BRIEF 1 —
Answer these questions about the piece on scent recognition:
(a) According to the New Scientist article it cites, how many different compounds does human sweat contain?
(b) Whom can the writer still identify by body odor?
(c) At which university does Mike Meredith work?
BRIEF 2 — Return the portion of the piece on scent recognition from "Last night, as" to "of calming elixir.", copied word for word.

EXCERPT TO READ —
----------------
This totally makes sense to me, particularly if you are breastfeeding. Your newborn, with its fuzzy vision, is able to identify you by your smell and I always assumed it was mostly based on compounds from lactation. But, I'm pretty sure it goes beyond that to actual personal body scent.
I know this sounds really strange, but my kids, who are nowhere near newborn age and I'm nowhere near lactating, are always identifying my objects (clothes, pillow, blankets, etc.) with a declaration of "smells like Mom". And it's always said with a real fondness and joy in their voices that makes me believe it doesn't smell like Mom in a bad way.
Last night, as I was cuddled on the couch reading to my son, he buried his nose in my chest and declared the "smells like Mom" thing again and then dove in for a more pronounced sniff, like he was breathing in a rose. It was a little strange, but mostly funny and I just couldn't get past this whole idea of scent recognition. His reaction was one of comfort and happiness as if my pits were some sort of calming elixir.
So, I started thinking about how individuals have their own smell. Yet, I can't really identify anyone from their body odor, except my Mom, even to this day. Now, we must either be stinky people or I am experiencing a throwback to something that had a real and biological purpose somewhere in our mammalian ancestry.
One article that I read last month in the New Scientist describes the secret signals in human sweat, which contains more than 2000 different compounds.
Pheromones are something of a sensitive subject in human biology. Though they are found across the animal world from insects to mammals, research into human pheromones has been dogged by flaky experimental designs and dubious commercial endorsements, with the result that the entire field has a whiff of the disreputable about it. "It's not so much that the jury is out, but that the jury has been dismissed before the trial has begun," says Mike Meredith, a neuroscientist at Florida State University in Tallahassee, who studies animal pheromones.
In recent years, though, this has begun to change. Evidence that animal pheromones don't always work in they way we thought, backed up by a growing number of brain-imaging studies in humans, is convincing some researchers that we really do make and respond to pheromones. As a result some think it's time to stop asking if human pheromones exist and start investigating exactly how they affect our behaviour.
The research into how we can smell fear in sweat is really fascinating and some have even commented on its ability to be used as a weapon, joking whether the military was planning to use pheromones to send people "stampeding like spooked cattle".
But while the scientists are still trying to figure out what role pheromones play in human scent communication, do you have any experience with identifying people by scent? If you have kids, do they sniff you out too?
----------------
EXTRACTED RECORDS —
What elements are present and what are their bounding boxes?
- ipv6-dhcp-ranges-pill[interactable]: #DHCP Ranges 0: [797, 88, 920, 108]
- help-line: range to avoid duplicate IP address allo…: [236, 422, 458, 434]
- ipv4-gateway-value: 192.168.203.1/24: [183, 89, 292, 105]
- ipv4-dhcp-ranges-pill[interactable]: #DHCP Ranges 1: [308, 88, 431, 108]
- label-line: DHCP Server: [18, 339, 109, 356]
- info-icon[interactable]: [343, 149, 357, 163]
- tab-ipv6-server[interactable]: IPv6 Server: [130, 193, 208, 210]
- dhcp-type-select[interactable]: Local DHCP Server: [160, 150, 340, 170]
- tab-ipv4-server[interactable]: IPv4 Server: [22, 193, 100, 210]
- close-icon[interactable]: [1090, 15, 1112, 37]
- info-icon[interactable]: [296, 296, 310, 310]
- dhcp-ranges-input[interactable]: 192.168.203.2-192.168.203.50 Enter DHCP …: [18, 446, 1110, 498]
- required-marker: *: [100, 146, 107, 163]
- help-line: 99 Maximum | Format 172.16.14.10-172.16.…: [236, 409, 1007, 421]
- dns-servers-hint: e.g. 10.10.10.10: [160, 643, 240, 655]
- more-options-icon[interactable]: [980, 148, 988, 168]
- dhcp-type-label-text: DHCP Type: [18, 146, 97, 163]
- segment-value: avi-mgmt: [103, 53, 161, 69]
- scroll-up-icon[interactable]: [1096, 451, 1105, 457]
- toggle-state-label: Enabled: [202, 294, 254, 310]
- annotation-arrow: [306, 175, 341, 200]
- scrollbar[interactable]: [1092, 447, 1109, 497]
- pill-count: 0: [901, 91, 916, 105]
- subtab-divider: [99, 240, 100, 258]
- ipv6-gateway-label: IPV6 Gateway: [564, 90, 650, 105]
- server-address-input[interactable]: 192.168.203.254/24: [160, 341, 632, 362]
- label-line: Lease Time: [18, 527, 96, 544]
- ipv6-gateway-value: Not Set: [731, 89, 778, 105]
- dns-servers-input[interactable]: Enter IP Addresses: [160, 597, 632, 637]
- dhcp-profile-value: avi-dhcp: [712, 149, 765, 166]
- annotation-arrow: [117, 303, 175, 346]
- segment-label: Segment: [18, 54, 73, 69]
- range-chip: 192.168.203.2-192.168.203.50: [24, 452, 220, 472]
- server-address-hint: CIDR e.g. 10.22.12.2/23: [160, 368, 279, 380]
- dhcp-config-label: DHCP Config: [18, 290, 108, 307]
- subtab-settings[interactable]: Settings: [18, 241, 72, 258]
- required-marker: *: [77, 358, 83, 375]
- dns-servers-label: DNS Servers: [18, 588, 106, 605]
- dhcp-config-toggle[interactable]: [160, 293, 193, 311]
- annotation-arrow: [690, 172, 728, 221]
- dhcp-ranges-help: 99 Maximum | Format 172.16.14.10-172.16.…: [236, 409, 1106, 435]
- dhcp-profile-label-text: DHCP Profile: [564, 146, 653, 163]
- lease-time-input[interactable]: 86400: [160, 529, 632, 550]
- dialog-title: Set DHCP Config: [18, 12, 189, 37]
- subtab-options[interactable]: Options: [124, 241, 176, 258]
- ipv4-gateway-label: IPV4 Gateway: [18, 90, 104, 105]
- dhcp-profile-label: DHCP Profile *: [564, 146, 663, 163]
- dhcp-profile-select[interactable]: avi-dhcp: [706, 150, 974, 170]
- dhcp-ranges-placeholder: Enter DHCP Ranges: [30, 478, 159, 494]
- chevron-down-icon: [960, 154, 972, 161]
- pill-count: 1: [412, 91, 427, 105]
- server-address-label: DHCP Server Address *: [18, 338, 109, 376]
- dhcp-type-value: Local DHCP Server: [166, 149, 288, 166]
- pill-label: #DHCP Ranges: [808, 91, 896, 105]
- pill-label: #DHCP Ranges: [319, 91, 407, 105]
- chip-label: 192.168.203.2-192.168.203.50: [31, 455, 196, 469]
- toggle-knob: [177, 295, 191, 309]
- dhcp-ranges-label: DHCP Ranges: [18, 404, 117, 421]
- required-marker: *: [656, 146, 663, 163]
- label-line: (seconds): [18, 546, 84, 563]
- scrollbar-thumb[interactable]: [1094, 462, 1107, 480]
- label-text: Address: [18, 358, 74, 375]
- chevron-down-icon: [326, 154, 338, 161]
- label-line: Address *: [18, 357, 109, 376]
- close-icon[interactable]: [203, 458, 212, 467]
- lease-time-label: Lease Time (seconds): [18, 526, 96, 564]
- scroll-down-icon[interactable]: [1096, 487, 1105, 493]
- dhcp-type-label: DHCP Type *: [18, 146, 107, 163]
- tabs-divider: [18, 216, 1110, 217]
----------------
TASK RESPONSE 1 —
(a) More than 2000.
(b) The writer's Mom.
(c) Florida State University in Tallahassee.

TASK RESPONSE 2 —
Last night, as I was cuddled on the couch reading to my son, he buried his nose in my chest and declared the "smells like Mom" thing again and then dove in for a more pronounced sniff, like he was breathing in a rose. It was a little strange, but mostly funny and I just couldn't get past this whole idea of scent recognition. His reaction was one of comfort and happiness as if my pits were some sort of calming elixir.